START
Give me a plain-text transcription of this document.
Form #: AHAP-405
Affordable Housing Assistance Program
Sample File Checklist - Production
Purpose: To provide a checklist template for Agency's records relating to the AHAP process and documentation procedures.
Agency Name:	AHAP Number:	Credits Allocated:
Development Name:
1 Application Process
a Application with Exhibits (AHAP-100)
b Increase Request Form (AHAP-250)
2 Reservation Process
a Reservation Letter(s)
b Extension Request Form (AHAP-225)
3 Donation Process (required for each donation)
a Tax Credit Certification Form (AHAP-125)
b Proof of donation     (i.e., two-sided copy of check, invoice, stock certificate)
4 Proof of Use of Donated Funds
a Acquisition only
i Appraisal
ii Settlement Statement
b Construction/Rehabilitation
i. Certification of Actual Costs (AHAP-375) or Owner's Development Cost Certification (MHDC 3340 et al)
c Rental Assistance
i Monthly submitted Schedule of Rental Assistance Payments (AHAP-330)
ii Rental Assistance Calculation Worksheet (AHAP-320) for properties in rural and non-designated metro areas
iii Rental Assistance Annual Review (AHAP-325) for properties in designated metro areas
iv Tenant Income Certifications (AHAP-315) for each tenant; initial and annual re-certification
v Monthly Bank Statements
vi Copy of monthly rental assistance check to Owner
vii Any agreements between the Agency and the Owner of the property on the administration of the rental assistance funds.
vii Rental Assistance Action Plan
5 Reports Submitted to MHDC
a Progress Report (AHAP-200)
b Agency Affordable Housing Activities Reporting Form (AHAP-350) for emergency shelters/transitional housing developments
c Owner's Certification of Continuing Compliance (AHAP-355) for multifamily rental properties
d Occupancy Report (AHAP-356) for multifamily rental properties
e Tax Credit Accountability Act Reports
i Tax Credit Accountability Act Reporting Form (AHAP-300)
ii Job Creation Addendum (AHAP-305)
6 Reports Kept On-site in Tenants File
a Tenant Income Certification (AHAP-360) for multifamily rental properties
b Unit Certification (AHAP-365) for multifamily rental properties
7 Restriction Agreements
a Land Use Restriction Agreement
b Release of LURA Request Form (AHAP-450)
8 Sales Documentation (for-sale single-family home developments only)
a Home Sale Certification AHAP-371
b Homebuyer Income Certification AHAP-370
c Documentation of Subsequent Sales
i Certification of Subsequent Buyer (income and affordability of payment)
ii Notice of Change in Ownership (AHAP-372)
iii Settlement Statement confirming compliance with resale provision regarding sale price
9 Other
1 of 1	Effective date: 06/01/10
END
◆ **Required task**
Restate all of the entries above precisely.

◆ **The reply**
Give me a plain-text transcription of this document.
Form #: AHAP-405
Affordable Housing Assistance Program
Sample File Checklist - Production
Purpose: To provide a checklist template for Agency's records relating to the AHAP process and documentation procedures.
Agency Name:	AHAP Number:	Credits Allocated:
Development Name:
1 Application Process
a Application with Exhibits (AHAP-100)
b Increase Request Form (AHAP-250)
2 Reservation Process
a Reservation Letter(s)
b Extension Request Form (AHAP-225)
3 Donation Process (required for each donation)
a Tax Credit Certification Form (AHAP-125)
b Proof of donation     (i.e., two-sided copy of check, invoice, stock certificate)
4 Proof of Use of Donated Funds
a Acquisition only
i Appraisal
ii Settlement Statement
b Construction/Rehabilitation
i. Certification of Actual Costs (AHAP-375) or Owner's Development Cost Certification (MHDC 3340 et al)
c Rental Assistance
i Monthly submitted Schedule of Rental Assistance Payments (AHAP-330)
ii Rental Assistance Calculation Worksheet (AHAP-320) for properties in rural and non-designated metro areas
iii Rental Assistance Annual Review (AHAP-325) for properties in designated metro areas
iv Tenant Income Certifications (AHAP-315) for each tenant; initial and annual re-certification
v Monthly Bank Statements
vi Copy of monthly rental assistance check to Owner
vii Any agreements between the Agency and the Owner of the property on the administration of the rental assistance funds.
vii Rental Assistance Action Plan
5 Reports Submitted to MHDC
a Progress Report (AHAP-200)
b Agency Affordable Housing Activities Reporting Form (AHAP-350) for emergency shelters/transitional housing developments
c Owner's Certification of Continuing Compliance (AHAP-355) for multifamily rental properties
d Occupancy Report (AHAP-356) for multifamily rental properties
e Tax Credit Accountability Act Reports
i Tax Credit Accountability Act Reporting Form (AHAP-300)
ii Job Creation Addendum (AHAP-305)
6 Reports Kept On-site in Tenants File
a Tenant Income Certification (AHAP-360) for multifamily rental properties
b Unit Certification (AHAP-365) for multifamily rental properties
7 Restriction Agreements
a Land Use Restriction Agreement
b Release of LURA Request Form (AHAP-450)
8 Sales Documentation (for-sale single-family home developments only)
a Home Sale Certification AHAP-371
b Homebuyer Income Certification AHAP-370
c Documentation of Subsequent Sales
i Certification of Subsequent Buyer (income and affordability of payment)
ii Notice of Change in Ownership (AHAP-372)
iii Settlement Statement confirming compliance with resale provision regarding sale price
9 Other
1 of 1	Effective date: 06/01/10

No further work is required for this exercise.